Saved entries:
____

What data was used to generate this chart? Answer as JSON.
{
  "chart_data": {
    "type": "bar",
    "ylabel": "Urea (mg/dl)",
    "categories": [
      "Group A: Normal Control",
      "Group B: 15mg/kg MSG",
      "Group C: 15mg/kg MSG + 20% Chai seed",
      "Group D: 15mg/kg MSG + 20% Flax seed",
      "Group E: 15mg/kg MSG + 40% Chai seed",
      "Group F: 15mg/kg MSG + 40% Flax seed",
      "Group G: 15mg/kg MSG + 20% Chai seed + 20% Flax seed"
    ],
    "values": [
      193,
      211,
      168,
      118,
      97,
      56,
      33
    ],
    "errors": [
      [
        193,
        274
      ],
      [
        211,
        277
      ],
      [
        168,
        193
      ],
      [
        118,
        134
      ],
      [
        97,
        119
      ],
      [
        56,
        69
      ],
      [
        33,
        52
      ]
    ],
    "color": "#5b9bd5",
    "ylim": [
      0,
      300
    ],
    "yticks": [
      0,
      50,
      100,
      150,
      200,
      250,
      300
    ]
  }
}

____

Set every line of the listing down word for word.

WORKED SOLUTION:
What data was used to generate this chart? Answer as JSON.
{
  "chart_data": {
    "type": "bar",
    "ylabel": "Urea (mg/dl)",
    "categories": [
      "Group A: Normal Control",
      "Group B: 15mg/kg MSG",
      "Group C: 15mg/kg MSG + 20% Chai seed",
      "Group D: 15mg/kg MSG + 20% Flax seed",
      "Group E: 15mg/kg MSG + 40% Chai seed",
      "Group F: 15mg/kg MSG + 40% Flax seed",
      "Group G: 15mg/kg MSG + 20% Chai seed + 20% Flax seed"
    ],
    "values": [
      193,
      211,
      168,
      118,
      97,
      56,
      33
    ],
    "errors": [
      [
        193,
        274
      ],
      [
        211,
        277
      ],
      [
        168,
        193
      ],
      [
        118,
        134
      ],
      [
        97,
        119
      ],
      [
        56,
        69
      ],
      [
        33,
        52
      ]
    ],
    "color": "#5b9bd5",
    "ylim": [
      0,
      300
    ],
    "yticks": [
      0,
      50,
      100,
      150,
      200,
      250,
      300
    ]
  }
}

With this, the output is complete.